STATED EXERCISE: Quote all of the data exactly as given. Skip every picture it contains.

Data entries
>>
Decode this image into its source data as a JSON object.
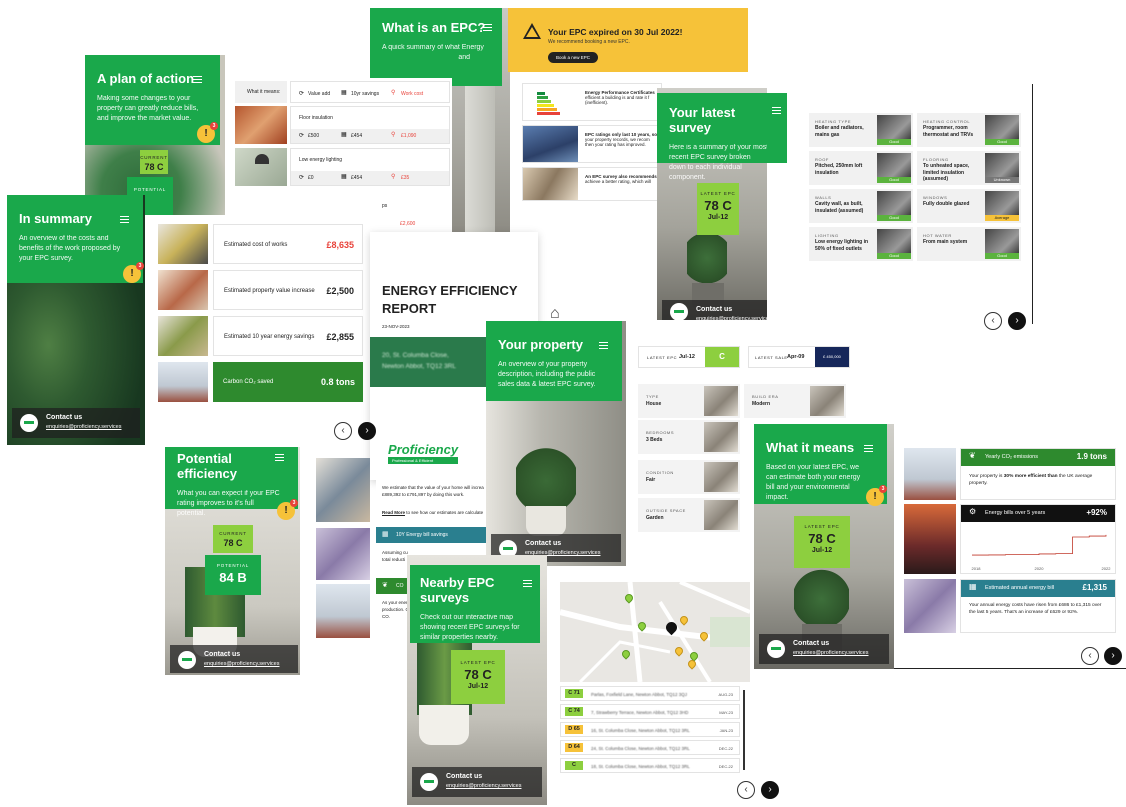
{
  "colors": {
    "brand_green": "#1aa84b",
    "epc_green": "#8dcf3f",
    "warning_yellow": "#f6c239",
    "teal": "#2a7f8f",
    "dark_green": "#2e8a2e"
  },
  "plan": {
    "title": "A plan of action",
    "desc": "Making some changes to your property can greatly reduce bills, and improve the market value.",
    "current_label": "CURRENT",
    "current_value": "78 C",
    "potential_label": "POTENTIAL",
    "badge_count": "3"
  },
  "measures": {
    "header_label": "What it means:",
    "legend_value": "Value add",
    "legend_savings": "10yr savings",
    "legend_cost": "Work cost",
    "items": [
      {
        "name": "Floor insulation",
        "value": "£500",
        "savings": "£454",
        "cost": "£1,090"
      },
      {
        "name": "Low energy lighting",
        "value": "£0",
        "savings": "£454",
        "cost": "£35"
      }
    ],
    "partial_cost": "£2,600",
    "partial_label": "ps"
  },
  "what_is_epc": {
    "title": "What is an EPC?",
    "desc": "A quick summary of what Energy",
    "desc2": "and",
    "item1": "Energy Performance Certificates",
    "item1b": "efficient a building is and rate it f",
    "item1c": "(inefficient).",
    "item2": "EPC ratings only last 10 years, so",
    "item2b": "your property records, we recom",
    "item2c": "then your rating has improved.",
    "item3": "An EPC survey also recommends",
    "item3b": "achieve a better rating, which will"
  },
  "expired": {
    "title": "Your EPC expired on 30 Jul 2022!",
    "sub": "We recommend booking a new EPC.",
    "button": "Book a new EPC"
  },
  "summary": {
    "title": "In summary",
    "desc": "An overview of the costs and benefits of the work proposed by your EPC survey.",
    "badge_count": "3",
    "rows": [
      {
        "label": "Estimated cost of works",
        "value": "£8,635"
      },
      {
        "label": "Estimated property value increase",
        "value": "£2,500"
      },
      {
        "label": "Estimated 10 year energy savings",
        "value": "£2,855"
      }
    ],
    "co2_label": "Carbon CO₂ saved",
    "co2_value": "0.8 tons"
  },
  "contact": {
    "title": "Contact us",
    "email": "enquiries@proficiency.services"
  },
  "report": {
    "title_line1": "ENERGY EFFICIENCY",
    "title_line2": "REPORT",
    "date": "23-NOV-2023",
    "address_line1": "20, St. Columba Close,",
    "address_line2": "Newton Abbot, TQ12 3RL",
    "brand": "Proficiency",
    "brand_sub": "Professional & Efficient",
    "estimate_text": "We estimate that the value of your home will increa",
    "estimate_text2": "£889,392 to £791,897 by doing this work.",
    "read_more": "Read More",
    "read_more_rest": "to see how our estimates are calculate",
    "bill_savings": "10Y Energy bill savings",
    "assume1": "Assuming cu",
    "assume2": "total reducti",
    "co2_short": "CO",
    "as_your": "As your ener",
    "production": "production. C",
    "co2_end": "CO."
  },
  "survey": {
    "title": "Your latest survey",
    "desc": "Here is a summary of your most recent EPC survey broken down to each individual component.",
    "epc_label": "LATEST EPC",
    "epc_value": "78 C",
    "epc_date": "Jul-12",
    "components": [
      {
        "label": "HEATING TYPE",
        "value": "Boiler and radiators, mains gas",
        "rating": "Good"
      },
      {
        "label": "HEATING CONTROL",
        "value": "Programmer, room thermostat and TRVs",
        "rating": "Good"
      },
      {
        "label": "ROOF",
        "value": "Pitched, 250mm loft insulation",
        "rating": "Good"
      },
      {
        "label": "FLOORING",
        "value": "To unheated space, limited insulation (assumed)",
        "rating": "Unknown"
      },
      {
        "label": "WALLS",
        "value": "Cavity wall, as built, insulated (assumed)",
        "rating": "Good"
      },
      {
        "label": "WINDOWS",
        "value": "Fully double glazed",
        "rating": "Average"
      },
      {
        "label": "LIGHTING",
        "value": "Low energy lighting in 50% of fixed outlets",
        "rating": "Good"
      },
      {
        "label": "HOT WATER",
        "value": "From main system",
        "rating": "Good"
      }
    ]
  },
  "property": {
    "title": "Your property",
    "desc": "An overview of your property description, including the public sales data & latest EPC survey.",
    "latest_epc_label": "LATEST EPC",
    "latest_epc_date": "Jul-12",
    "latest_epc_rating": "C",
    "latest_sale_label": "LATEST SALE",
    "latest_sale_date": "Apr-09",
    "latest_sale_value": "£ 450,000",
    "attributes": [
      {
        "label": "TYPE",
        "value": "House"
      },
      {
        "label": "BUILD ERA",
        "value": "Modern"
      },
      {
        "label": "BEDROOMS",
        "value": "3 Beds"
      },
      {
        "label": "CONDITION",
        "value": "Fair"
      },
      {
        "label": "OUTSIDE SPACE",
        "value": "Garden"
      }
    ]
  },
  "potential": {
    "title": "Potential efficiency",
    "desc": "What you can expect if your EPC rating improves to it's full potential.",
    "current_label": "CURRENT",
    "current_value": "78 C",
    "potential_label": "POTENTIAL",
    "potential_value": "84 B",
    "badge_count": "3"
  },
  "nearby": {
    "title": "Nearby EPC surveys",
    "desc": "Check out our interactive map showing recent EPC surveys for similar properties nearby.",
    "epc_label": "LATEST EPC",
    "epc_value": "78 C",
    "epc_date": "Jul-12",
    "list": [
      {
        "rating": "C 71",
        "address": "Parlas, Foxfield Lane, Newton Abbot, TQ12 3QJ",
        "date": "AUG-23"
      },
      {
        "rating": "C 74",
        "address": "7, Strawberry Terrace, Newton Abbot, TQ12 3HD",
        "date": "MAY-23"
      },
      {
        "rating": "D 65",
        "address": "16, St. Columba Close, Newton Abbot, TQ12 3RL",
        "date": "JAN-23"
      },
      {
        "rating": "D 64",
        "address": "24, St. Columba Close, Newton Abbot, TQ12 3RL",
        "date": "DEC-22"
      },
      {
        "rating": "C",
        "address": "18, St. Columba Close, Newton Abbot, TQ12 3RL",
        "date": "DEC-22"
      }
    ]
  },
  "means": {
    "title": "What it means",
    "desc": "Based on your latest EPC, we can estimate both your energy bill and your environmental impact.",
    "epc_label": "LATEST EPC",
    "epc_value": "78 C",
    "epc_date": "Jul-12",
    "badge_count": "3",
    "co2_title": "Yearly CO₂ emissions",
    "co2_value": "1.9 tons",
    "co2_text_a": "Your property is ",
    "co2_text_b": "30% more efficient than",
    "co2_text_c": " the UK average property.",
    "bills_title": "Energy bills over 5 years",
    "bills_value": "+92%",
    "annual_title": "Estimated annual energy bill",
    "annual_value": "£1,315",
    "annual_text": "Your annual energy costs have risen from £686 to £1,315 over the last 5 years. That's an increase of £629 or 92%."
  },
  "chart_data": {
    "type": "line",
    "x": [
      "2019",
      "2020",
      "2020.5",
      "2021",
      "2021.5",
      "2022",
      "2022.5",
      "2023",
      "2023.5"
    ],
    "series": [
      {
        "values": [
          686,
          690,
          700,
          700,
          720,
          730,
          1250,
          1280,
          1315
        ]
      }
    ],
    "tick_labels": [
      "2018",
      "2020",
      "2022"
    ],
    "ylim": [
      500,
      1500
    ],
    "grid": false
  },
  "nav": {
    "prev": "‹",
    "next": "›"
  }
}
<<
ANSWER TO THE PROBLEM:
Decode this image into its source data as a JSON object.
{
  "colors": {
    "brand_green": "#1aa84b",
    "epc_green": "#8dcf3f",
    "warning_yellow": "#f6c239",
    "teal": "#2a7f8f",
    "dark_green": "#2e8a2e"
  },
  "plan": {
    "title": "A plan of action",
    "desc": "Making some changes to your property can greatly reduce bills, and improve the market value.",
    "current_label": "CURRENT",
    "current_value": "78 C",
    "potential_label": "POTENTIAL",
    "badge_count": "3"
  },
  "measures": {
    "header_label": "What it means:",
    "legend_value": "Value add",
    "legend_savings": "10yr savings",
    "legend_cost": "Work cost",
    "items": [
      {
        "name": "Floor insulation",
        "value": "£500",
        "savings": "£454",
        "cost": "£1,090"
      },
      {
        "name": "Low energy lighting",
        "value": "£0",
        "savings": "£454",
        "cost": "£35"
      }
    ],
    "partial_cost": "£2,600",
    "partial_label": "ps"
  },
  "what_is_epc": {
    "title": "What is an EPC?",
    "desc": "A quick summary of what Energy",
    "desc2": "and",
    "item1": "Energy Performance Certificates",
    "item1b": "efficient a building is and rate it f",
    "item1c": "(inefficient).",
    "item2": "EPC ratings only last 10 years, so",
    "item2b": "your property records, we recom",
    "item2c": "then your rating has improved.",
    "item3": "An EPC survey also recommends",
    "item3b": "achieve a better rating, which will"
  },
  "expired": {
    "title": "Your EPC expired on 30 Jul 2022!",
    "sub": "We recommend booking a new EPC.",
    "button": "Book a new EPC"
  },
  "summary": {
    "title": "In summary",
    "desc": "An overview of the costs and benefits of the work proposed by your EPC survey.",
    "badge_count": "3",
    "rows": [
      {
        "label": "Estimated cost of works",
        "value": "£8,635"
      },
      {
        "label": "Estimated property value increase",
        "value": "£2,500"
      },
      {
        "label": "Estimated 10 year energy savings",
        "value": "£2,855"
      }
    ],
    "co2_label": "Carbon CO₂ saved",
    "co2_value": "0.8 tons"
  },
  "contact": {
    "title": "Contact us",
    "email": "enquiries@proficiency.services"
  },
  "report": {
    "title_line1": "ENERGY EFFICIENCY",
    "title_line2": "REPORT",
    "date": "23-NOV-2023",
    "address_line1": "20, St. Columba Close,",
    "address_line2": "Newton Abbot, TQ12 3RL",
    "brand": "Proficiency",
    "brand_sub": "Professional & Efficient",
    "estimate_text": "We estimate that the value of your home will increa",
    "estimate_text2": "£889,392 to £791,897 by doing this work.",
    "read_more": "Read More",
    "read_more_rest": "to see how our estimates are calculate",
    "bill_savings": "10Y Energy bill savings",
    "assume1": "Assuming cu",
    "assume2": "total reducti",
    "co2_short": "CO",
    "as_your": "As your ener",
    "production": "production. C",
    "co2_end": "CO."
  },
  "survey": {
    "title": "Your latest survey",
    "desc": "Here is a summary of your most recent EPC survey broken down to each individual component.",
    "epc_label": "LATEST EPC",
    "epc_value": "78 C",
    "epc_date": "Jul-12",
    "components": [
      {
        "label": "HEATING TYPE",
        "value": "Boiler and radiators, mains gas",
        "rating": "Good"
      },
      {
        "label": "HEATING CONTROL",
        "value": "Programmer, room thermostat and TRVs",
        "rating": "Good"
      },
      {
        "label": "ROOF",
        "value": "Pitched, 250mm loft insulation",
        "rating": "Good"
      },
      {
        "label": "FLOORING",
        "value": "To unheated space, limited insulation (assumed)",
        "rating": "Unknown"
      },
      {
        "label": "WALLS",
        "value": "Cavity wall, as built, insulated (assumed)",
        "rating": "Good"
      },
      {
        "label": "WINDOWS",
        "value": "Fully double glazed",
        "rating": "Average"
      },
      {
        "label": "LIGHTING",
        "value": "Low energy lighting in 50% of fixed outlets",
        "rating": "Good"
      },
      {
        "label": "HOT WATER",
        "value": "From main system",
        "rating": "Good"
      }
    ]
  },
  "property": {
    "title": "Your property",
    "desc": "An overview of your property description, including the public sales data & latest EPC survey.",
    "latest_epc_label": "LATEST EPC",
    "latest_epc_date": "Jul-12",
    "latest_epc_rating": "C",
    "latest_sale_label": "LATEST SALE",
    "latest_sale_date": "Apr-09",
    "latest_sale_value": "£ 450,000",
    "attributes": [
      {
        "label": "TYPE",
        "value": "House"
      },
      {
        "label": "BUILD ERA",
        "value": "Modern"
      },
      {
        "label": "BEDROOMS",
        "value": "3 Beds"
      },
      {
        "label": "CONDITION",
        "value": "Fair"
      },
      {
        "label": "OUTSIDE SPACE",
        "value": "Garden"
      }
    ]
  },
  "potential": {
    "title": "Potential efficiency",
    "desc": "What you can expect if your EPC rating improves to it's full potential.",
    "current_label": "CURRENT",
    "current_value": "78 C",
    "potential_label": "POTENTIAL",
    "potential_value": "84 B",
    "badge_count": "3"
  },
  "nearby": {
    "title": "Nearby EPC surveys",
    "desc": "Check out our interactive map showing recent EPC surveys for similar properties nearby.",
    "epc_label": "LATEST EPC",
    "epc_value": "78 C",
    "epc_date": "Jul-12",
    "list": [
      {
        "rating": "C 71",
        "address": "Parlas, Foxfield Lane, Newton Abbot, TQ12 3QJ",
        "date": "AUG-23"
      },
      {
        "rating": "C 74",
        "address": "7, Strawberry Terrace, Newton Abbot, TQ12 3HD",
        "date": "MAY-23"
      },
      {
        "rating": "D 65",
        "address": "16, St. Columba Close, Newton Abbot, TQ12 3RL",
        "date": "JAN-23"
      },
      {
        "rating": "D 64",
        "address": "24, St. Columba Close, Newton Abbot, TQ12 3RL",
        "date": "DEC-22"
      },
      {
        "rating": "C",
        "address": "18, St. Columba Close, Newton Abbot, TQ12 3RL",
        "date": "DEC-22"
      }
    ]
  },
  "means": {
    "title": "What it means",
    "desc": "Based on your latest EPC, we can estimate both your energy bill and your environmental impact.",
    "epc_label": "LATEST EPC",
    "epc_value": "78 C",
    "epc_date": "Jul-12",
    "badge_count": "3",
    "co2_title": "Yearly CO₂ emissions",
    "co2_value": "1.9 tons",
    "co2_text_a": "Your property is ",
    "co2_text_b": "30% more efficient than",
    "co2_text_c": " the UK average property.",
    "bills_title": "Energy bills over 5 years",
    "bills_value": "+92%",
    "annual_title": "Estimated annual energy bill",
    "annual_value": "£1,315",
    "annual_text": "Your annual energy costs have risen from £686 to £1,315 over the last 5 years. That's an increase of £629 or 92%."
  },
  "chart_data": {
    "type": "line",
    "x": [
      "2019",
      "2020",
      "2020.5",
      "2021",
      "2021.5",
      "2022",
      "2022.5",
      "2023",
      "2023.5"
    ],
    "series": [
      {
        "values": [
          686,
          690,
          700,
          700,
          720,
          730,
          1250,
          1280,
          1315
        ]
      }
    ],
    "tick_labels": [
      "2018",
      "2020",
      "2022"
    ],
    "ylim": [
      500,
      1500
    ],
    "grid": false
  },
  "nav": {
    "prev": "‹",
    "next": "›"
  }
}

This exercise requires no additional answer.